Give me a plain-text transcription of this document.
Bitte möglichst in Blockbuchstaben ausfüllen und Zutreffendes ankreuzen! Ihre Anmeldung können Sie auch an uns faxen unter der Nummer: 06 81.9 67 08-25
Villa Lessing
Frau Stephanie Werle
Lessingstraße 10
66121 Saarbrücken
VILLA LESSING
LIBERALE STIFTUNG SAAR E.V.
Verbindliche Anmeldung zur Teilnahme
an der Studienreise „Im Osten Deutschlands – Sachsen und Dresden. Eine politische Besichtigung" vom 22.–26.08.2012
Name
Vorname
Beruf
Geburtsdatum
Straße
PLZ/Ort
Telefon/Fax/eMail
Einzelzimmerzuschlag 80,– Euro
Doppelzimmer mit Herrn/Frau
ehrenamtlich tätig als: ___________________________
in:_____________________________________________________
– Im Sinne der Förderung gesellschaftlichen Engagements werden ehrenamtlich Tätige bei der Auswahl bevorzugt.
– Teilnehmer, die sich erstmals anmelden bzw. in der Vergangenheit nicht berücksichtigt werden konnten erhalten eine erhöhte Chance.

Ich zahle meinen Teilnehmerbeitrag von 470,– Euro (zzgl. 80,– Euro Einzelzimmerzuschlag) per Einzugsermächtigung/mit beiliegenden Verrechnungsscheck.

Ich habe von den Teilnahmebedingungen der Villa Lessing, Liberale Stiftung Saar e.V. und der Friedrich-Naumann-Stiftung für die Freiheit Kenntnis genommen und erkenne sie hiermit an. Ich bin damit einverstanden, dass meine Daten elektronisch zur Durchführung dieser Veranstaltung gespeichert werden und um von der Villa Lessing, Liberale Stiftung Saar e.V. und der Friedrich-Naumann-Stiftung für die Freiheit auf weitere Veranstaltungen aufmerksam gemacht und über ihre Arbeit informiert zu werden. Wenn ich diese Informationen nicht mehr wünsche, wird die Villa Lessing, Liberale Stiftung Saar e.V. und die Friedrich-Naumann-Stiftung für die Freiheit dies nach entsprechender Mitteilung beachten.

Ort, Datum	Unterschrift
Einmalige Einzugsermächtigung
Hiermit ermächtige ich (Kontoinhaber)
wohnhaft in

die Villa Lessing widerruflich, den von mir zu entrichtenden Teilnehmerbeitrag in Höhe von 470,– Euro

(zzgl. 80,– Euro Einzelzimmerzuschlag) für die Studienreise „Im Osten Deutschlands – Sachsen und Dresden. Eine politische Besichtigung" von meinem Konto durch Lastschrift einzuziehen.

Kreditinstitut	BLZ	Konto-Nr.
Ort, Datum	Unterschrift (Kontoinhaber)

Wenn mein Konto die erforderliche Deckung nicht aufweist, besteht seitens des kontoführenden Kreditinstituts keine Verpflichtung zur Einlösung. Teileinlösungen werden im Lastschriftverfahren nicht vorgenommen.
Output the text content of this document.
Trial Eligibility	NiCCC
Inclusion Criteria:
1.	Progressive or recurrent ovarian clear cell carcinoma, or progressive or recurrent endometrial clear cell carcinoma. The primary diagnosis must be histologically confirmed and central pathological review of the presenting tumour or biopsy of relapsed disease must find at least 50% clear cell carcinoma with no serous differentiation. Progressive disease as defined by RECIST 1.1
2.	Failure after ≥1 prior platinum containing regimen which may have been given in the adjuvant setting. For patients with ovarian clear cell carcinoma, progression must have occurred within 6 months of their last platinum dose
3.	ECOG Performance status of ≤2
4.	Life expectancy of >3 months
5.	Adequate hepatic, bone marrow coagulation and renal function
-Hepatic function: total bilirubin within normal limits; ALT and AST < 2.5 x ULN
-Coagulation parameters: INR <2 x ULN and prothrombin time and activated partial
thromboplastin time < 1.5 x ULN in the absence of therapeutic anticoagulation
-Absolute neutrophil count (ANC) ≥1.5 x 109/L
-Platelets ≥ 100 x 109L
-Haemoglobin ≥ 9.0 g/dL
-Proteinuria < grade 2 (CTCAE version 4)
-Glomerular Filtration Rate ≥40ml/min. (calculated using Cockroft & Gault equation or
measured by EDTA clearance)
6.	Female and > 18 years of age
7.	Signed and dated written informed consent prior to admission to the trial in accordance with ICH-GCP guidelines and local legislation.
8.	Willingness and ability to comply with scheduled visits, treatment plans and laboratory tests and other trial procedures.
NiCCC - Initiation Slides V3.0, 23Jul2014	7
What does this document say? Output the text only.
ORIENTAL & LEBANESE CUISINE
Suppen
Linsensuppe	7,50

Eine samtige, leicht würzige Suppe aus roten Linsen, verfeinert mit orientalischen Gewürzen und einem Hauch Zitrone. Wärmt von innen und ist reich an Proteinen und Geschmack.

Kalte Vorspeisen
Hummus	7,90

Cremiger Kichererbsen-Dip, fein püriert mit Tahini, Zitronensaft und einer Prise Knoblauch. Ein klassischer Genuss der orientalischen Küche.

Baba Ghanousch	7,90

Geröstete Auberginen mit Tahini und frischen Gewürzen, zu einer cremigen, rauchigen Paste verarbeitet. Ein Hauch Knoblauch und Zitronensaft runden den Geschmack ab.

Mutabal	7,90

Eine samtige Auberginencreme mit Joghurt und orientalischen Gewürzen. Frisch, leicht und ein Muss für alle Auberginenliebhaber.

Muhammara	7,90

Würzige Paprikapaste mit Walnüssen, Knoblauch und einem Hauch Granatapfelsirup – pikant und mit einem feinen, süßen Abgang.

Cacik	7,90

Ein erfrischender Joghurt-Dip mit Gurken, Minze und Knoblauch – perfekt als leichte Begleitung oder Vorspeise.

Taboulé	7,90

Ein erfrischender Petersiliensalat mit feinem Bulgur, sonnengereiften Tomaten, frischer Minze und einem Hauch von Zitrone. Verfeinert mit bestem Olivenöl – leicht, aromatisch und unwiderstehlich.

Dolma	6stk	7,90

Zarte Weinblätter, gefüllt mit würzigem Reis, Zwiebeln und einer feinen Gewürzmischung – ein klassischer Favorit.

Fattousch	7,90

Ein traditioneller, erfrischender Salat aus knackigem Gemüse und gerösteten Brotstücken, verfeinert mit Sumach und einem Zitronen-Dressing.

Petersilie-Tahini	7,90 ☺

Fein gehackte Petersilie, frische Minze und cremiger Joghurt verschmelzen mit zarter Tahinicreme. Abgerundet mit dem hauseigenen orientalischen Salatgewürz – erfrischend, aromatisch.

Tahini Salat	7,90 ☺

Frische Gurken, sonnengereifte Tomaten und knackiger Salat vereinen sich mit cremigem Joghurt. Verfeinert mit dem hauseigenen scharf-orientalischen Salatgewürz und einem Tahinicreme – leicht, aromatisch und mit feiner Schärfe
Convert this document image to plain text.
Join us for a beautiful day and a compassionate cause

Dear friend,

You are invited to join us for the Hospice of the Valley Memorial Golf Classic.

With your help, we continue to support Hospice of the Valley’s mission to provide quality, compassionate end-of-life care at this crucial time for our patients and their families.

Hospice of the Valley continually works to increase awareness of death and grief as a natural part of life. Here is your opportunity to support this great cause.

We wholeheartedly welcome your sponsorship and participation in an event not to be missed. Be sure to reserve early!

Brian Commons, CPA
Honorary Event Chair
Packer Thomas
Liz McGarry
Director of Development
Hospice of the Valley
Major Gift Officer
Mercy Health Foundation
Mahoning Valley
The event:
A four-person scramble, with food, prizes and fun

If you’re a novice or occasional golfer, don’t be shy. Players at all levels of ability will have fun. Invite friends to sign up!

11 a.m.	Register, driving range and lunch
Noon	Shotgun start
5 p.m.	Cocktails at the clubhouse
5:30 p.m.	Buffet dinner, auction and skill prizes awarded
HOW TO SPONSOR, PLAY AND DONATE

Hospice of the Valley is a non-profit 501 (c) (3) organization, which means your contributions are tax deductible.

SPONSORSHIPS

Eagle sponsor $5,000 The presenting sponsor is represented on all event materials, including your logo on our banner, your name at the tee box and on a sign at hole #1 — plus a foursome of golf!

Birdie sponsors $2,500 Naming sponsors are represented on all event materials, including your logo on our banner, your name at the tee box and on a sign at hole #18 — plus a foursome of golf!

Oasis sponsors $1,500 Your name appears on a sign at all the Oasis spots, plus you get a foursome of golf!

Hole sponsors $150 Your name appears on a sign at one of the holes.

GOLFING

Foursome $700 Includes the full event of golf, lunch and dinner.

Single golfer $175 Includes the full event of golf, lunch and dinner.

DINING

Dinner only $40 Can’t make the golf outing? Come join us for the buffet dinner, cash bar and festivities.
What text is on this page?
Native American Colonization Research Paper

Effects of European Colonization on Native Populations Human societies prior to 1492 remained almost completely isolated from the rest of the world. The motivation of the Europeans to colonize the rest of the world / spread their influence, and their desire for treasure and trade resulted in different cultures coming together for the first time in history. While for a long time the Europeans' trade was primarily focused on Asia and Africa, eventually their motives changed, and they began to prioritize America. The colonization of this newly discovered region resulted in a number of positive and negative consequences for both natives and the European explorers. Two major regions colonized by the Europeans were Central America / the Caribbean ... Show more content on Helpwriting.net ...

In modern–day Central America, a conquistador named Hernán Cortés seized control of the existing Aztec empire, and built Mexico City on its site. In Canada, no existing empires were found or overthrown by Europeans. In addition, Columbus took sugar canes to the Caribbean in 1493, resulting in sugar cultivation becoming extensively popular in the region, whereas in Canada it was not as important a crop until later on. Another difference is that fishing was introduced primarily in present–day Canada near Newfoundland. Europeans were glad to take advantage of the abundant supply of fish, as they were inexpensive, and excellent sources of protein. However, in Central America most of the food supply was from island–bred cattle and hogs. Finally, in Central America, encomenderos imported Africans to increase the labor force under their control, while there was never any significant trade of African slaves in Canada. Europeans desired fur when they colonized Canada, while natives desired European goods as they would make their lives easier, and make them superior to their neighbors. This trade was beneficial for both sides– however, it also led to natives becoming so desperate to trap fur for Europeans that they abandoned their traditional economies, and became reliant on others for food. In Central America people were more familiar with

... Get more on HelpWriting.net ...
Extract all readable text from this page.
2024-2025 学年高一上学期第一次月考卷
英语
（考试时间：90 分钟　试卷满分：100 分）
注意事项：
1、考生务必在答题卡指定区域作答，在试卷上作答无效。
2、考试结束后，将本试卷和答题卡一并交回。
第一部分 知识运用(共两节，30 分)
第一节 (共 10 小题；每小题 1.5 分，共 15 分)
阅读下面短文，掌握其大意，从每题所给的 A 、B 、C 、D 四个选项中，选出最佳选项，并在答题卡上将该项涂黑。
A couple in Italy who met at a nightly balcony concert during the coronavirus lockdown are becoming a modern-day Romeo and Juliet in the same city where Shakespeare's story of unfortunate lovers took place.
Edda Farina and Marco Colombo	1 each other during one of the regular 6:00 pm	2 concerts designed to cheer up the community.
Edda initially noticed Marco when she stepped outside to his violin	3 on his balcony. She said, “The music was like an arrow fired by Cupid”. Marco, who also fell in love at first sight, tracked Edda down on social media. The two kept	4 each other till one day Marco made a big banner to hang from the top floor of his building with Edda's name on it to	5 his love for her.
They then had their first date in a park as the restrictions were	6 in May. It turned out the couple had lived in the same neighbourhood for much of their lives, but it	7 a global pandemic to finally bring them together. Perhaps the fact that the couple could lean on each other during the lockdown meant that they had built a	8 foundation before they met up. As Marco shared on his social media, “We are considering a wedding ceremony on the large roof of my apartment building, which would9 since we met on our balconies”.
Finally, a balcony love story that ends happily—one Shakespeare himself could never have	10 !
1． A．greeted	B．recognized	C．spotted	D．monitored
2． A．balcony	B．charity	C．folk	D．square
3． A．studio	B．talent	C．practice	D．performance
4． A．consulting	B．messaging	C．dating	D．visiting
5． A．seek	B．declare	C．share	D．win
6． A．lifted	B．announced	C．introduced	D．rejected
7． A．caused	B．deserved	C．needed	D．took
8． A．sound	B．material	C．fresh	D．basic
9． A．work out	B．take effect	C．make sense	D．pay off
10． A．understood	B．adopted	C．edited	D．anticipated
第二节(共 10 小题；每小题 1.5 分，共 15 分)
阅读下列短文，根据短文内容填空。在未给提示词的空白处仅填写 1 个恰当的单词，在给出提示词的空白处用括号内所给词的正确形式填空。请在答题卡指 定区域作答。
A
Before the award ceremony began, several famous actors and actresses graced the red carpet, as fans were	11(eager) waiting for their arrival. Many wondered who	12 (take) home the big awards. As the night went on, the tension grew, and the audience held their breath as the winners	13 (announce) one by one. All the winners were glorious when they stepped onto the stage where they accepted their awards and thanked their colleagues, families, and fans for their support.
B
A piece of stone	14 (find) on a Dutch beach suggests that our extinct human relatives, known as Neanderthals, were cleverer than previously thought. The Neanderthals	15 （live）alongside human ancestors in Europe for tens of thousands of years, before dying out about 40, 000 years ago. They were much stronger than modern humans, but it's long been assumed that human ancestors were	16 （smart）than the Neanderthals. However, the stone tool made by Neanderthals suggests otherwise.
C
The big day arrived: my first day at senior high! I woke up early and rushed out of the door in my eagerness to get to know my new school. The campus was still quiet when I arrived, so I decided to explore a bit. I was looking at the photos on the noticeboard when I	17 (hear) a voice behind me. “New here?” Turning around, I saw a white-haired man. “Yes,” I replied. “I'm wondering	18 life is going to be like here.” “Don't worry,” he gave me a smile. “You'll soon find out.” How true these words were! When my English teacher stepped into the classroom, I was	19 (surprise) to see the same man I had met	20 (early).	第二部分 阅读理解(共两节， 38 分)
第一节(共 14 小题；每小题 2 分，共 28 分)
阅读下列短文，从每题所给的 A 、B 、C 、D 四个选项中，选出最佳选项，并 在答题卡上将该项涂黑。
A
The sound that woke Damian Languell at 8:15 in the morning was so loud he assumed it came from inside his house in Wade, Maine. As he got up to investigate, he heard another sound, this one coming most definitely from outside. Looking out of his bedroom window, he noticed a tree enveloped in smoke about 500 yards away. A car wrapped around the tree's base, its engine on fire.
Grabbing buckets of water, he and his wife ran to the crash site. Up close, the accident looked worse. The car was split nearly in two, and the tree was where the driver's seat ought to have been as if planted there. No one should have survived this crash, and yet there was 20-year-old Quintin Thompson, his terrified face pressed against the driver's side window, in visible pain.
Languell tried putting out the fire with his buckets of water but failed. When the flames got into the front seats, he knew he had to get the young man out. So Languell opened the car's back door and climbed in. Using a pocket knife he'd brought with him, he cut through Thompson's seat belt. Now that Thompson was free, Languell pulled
═══
What needs to be done: Scan the entries and show every line in which the word "Studienreise" is found.

Solution to this problem:
an der Studienreise „Im Osten Deutschlands – Sachsen und Dresden. Eine politische Besichtigung" vom 22.–26.08.2012
(zzgl. 80,– Euro Einzelzimmerzuschlag) für die Studienreise „Im Osten Deutschlands – Sachsen und Dresden. Eine politische Besichtigung" von meinem Konto durch Lastschrift einzuziehen.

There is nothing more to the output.